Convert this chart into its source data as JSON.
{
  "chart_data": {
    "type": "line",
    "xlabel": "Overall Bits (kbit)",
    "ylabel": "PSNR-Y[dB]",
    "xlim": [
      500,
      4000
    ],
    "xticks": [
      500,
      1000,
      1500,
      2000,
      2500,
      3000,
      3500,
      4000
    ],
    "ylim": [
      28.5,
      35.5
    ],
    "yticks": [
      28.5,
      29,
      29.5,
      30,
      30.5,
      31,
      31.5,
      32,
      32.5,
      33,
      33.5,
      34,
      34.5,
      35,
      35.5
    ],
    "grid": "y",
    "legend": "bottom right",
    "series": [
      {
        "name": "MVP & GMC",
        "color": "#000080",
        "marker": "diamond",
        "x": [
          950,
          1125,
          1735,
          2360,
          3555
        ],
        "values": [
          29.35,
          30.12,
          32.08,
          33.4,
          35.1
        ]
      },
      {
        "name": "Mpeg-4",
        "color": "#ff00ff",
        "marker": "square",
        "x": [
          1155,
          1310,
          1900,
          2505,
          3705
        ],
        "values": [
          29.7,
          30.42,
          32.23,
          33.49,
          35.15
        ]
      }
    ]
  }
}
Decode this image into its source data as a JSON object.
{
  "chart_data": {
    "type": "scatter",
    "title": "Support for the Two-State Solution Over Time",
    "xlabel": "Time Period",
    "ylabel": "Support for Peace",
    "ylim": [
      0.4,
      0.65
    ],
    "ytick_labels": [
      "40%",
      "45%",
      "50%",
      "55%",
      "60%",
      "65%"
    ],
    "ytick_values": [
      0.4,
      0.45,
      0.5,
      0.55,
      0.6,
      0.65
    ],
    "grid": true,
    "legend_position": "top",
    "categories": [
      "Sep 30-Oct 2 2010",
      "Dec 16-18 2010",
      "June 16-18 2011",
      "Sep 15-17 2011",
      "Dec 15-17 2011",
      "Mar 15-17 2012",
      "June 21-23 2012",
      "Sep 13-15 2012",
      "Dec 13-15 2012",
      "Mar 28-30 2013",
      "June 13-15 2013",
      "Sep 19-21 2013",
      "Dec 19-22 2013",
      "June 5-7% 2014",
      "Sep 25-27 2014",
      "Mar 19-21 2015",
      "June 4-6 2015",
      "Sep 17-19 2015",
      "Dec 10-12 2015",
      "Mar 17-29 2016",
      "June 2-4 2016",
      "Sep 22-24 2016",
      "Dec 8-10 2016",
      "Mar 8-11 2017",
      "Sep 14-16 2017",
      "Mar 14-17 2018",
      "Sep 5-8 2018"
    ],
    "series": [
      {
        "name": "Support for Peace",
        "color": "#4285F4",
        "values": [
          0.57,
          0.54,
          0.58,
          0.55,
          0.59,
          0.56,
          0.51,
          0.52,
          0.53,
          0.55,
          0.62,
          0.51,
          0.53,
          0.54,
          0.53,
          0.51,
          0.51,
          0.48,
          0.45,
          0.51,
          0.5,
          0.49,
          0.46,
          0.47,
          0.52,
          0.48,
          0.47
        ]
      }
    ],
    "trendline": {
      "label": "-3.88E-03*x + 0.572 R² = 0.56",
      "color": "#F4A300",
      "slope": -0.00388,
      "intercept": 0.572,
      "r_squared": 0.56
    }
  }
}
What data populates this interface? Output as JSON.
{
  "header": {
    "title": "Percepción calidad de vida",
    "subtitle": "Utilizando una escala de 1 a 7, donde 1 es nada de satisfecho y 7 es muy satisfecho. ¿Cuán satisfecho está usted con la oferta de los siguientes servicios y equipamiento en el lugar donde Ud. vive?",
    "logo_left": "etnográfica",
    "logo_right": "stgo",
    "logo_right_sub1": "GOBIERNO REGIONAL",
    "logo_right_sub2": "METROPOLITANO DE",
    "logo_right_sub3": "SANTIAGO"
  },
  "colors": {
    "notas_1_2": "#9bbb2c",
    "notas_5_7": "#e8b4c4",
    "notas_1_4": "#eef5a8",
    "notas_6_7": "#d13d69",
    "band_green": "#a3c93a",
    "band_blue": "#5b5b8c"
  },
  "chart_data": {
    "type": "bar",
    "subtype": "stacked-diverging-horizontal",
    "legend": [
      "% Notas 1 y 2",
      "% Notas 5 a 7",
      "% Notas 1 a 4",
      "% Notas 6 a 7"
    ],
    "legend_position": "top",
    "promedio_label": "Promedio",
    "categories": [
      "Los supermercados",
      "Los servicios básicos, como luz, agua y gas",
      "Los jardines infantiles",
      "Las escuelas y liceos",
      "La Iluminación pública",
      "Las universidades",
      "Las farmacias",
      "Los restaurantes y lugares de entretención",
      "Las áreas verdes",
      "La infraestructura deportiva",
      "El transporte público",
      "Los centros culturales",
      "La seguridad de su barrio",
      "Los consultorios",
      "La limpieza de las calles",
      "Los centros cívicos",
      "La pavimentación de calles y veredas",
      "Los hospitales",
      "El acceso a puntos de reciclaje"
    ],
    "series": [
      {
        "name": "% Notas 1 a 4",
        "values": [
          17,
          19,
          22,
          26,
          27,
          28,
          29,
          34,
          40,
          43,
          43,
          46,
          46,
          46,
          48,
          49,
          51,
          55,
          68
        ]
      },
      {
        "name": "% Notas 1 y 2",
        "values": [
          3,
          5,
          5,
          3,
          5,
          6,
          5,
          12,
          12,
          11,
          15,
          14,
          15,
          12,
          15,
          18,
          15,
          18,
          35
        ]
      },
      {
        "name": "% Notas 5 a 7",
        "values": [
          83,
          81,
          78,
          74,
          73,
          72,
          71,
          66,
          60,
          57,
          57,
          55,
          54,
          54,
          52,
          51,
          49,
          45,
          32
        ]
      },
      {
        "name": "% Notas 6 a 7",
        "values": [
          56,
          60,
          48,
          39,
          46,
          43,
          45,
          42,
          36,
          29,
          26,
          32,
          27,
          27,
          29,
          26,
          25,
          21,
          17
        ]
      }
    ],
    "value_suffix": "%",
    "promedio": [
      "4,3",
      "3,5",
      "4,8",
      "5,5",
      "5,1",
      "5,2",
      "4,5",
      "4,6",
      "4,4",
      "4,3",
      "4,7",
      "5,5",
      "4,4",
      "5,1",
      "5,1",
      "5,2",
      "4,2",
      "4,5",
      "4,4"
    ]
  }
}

========================================

Aim:
Copy all lines from the data that hold the word "this".

The response:
Convert this chart into its source data as JSON.
Decode this image into its source data as a JSON object.
What data populates this interface? Output as JSON.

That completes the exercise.